— Exercise aim —
Reproduce the following passage on the Gonzaga University student privacy case word for word.

== Source passage

The United States Supreme Court announced its intentions last week to review a case this coming spring that concerns student privacy. Gonzaga University graduate, Ru Paster, listed as John Doe for this case, accused his alma mater of defamation, invasion of privacy, breach of contract and negligence. Paster charged that the university included a frivolous accusation that had been made by Gonzaga faculty members of sexual misconduct with his transcript and passed that same information to the superintendent of Washington state schools. A jury ordered Gonzaga to pay $1 million for inhibiting Paster in his pursuit of a teaching job and the Washington Supreme Court upheld that decision.

Although the accusation of sexual assault itself is completely unfounded and has since been denied by both parties involved, the issue facing the Supreme Court is whether the release of the accusation was a violation of Paster”s privacy under the Family Educational Rights and Privacy Act, which it was.

====
== Entries provided

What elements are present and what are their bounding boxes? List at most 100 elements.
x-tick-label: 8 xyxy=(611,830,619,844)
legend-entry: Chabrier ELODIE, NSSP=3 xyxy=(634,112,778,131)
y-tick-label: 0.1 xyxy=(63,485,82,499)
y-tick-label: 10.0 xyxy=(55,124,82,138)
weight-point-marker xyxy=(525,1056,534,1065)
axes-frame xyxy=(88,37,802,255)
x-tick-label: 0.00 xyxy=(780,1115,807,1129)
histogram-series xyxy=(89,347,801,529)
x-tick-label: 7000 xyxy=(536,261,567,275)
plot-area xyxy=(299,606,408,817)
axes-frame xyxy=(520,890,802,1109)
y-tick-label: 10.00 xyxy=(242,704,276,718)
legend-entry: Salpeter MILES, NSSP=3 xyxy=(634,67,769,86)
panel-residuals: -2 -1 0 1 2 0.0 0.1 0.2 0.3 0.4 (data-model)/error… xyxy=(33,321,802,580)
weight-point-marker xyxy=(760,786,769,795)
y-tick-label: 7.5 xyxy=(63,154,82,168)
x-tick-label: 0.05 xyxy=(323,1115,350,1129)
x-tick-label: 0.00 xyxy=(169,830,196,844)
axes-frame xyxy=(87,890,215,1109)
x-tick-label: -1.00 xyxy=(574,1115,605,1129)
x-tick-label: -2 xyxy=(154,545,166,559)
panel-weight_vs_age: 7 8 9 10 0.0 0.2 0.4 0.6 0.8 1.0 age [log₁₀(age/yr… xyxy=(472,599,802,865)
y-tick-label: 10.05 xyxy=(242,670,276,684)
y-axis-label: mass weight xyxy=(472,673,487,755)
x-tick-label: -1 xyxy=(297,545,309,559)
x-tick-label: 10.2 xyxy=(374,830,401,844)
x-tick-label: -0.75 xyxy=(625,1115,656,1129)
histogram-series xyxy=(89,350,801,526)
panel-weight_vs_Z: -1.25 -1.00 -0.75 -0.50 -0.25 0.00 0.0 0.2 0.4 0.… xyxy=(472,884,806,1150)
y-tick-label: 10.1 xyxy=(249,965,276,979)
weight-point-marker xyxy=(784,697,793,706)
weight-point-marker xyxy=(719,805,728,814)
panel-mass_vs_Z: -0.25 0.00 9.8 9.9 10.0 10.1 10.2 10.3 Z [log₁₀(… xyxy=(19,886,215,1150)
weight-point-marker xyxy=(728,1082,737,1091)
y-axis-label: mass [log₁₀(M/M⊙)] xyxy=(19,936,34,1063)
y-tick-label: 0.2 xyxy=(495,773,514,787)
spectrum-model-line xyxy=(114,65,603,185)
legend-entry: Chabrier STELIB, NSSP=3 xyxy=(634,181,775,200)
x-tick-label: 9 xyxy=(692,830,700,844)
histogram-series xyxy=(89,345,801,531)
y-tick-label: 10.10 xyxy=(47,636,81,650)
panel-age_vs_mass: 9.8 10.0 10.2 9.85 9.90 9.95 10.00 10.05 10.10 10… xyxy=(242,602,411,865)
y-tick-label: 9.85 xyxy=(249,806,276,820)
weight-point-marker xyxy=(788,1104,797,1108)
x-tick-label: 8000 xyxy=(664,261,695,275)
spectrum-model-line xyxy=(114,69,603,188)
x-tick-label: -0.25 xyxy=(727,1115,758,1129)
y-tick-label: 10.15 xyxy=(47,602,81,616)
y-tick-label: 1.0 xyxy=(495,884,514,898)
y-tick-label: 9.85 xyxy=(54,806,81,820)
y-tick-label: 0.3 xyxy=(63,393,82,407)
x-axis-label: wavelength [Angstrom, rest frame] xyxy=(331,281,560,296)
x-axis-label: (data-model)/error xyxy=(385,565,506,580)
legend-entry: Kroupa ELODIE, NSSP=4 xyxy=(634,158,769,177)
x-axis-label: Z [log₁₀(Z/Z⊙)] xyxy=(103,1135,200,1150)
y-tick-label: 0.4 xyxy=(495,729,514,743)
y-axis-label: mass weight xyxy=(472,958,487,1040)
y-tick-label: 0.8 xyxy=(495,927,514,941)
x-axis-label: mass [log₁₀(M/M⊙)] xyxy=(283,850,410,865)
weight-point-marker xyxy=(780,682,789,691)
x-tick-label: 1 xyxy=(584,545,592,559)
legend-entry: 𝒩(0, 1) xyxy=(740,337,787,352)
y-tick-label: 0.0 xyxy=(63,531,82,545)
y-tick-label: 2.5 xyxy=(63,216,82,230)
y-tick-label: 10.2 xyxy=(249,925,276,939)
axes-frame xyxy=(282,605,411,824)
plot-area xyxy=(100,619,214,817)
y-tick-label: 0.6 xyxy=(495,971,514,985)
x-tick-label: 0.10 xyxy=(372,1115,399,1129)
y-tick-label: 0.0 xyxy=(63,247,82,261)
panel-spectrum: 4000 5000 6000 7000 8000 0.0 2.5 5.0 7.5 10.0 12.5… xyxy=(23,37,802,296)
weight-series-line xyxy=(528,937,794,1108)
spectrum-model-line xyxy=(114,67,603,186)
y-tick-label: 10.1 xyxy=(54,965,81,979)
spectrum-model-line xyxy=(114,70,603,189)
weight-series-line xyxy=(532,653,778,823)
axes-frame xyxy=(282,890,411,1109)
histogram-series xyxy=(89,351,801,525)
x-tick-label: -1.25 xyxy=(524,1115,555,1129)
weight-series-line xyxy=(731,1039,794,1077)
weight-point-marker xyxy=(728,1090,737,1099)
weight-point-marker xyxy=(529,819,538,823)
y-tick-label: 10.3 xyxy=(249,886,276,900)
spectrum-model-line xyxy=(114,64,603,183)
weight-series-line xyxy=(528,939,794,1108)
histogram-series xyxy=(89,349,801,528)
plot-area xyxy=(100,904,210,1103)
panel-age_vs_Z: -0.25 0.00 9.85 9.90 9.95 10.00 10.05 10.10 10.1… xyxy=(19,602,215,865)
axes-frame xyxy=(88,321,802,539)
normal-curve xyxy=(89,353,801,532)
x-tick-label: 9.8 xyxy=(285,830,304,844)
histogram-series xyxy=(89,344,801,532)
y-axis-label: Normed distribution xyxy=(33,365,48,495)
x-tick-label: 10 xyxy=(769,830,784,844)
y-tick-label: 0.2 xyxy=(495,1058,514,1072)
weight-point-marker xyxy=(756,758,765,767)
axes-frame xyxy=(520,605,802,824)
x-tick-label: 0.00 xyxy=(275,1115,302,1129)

====

— Task answer —
The United States Supreme Court announced its intentions last week to review a case this coming spring that concerns student privacy. Gonzaga University graduate, Ru Paster, listed as John Doe for this case, accused his alma mater of defamation, invasion of privacy, breach of contract and negligence. Paster charged that the university included a frivolous accusation that had been made by Gonzaga faculty members of sexual misconduct with his transcript and passed that same information to the superintendent of Washington state schools. A jury ordered Gonzaga to pay $1 million for inhibiting Paster in his pursuit of a teaching job and the Washington Supreme Court upheld that decision.

Although the accusation of sexual assault itself is completely unfounded and has since been denied by both parties involved, the issue facing the Supreme Court is whether the release of the accusation was a violation of Paster”s privacy under the Family Educational Rights and Privacy Act, which it was.